● **A run of records**:
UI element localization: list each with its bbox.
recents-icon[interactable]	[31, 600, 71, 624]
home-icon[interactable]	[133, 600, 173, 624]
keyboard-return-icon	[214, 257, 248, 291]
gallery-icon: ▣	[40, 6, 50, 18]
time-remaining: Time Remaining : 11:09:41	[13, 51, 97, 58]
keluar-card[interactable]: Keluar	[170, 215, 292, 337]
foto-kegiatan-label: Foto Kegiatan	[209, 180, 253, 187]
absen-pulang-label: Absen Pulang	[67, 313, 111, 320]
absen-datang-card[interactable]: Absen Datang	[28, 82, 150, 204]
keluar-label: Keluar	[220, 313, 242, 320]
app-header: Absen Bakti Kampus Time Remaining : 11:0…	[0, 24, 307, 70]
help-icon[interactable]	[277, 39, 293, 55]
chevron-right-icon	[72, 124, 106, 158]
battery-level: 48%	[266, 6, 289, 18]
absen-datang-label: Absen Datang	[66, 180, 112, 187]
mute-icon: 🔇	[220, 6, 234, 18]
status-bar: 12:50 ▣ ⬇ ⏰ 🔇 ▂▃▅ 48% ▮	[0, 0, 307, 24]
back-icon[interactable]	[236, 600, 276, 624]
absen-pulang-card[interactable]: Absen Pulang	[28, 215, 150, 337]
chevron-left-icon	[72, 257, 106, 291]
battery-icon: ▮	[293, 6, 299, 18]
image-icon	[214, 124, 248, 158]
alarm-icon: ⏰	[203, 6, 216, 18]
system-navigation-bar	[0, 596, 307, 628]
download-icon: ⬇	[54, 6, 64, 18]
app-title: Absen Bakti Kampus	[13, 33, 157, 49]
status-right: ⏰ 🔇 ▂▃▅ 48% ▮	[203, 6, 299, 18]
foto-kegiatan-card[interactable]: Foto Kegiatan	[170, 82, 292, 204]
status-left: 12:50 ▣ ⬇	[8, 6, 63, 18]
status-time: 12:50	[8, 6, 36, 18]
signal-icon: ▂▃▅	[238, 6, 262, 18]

● **Goal**:
Copy every line of the records above word for word.

● **Finished task**:
UI element localization: list each with its bbox.
recents-icon[interactable]	[31, 600, 71, 624]
home-icon[interactable]	[133, 600, 173, 624]
keyboard-return-icon	[214, 257, 248, 291]
gallery-icon: ▣	[40, 6, 50, 18]
time-remaining: Time Remaining : 11:09:41	[13, 51, 97, 58]
keluar-card[interactable]: Keluar	[170, 215, 292, 337]
foto-kegiatan-label: Foto Kegiatan	[209, 180, 253, 187]
absen-pulang-label: Absen Pulang	[67, 313, 111, 320]
absen-datang-card[interactable]: Absen Datang	[28, 82, 150, 204]
keluar-label: Keluar	[220, 313, 242, 320]
app-header: Absen Bakti Kampus Time Remaining : 11:0…	[0, 24, 307, 70]
help-icon[interactable]	[277, 39, 293, 55]
chevron-right-icon	[72, 124, 106, 158]
battery-level: 48%	[266, 6, 289, 18]
absen-datang-label: Absen Datang	[66, 180, 112, 187]
mute-icon: 🔇	[220, 6, 234, 18]
status-bar: 12:50 ▣ ⬇ ⏰ 🔇 ▂▃▅ 48% ▮	[0, 0, 307, 24]
back-icon[interactable]	[236, 600, 276, 624]
absen-pulang-card[interactable]: Absen Pulang	[28, 215, 150, 337]
chevron-left-icon	[72, 257, 106, 291]
battery-icon: ▮	[293, 6, 299, 18]
image-icon	[214, 124, 248, 158]
alarm-icon: ⏰	[203, 6, 216, 18]
system-navigation-bar	[0, 596, 307, 628]
download-icon: ⬇	[54, 6, 64, 18]
app-title: Absen Bakti Kampus	[13, 33, 157, 49]
status-right: ⏰ 🔇 ▂▃▅ 48% ▮	[203, 6, 299, 18]
foto-kegiatan-card[interactable]: Foto Kegiatan	[170, 82, 292, 204]
status-left: 12:50 ▣ ⬇	[8, 6, 63, 18]
status-time: 12:50	[8, 6, 36, 18]
signal-icon: ▂▃▅	[238, 6, 262, 18]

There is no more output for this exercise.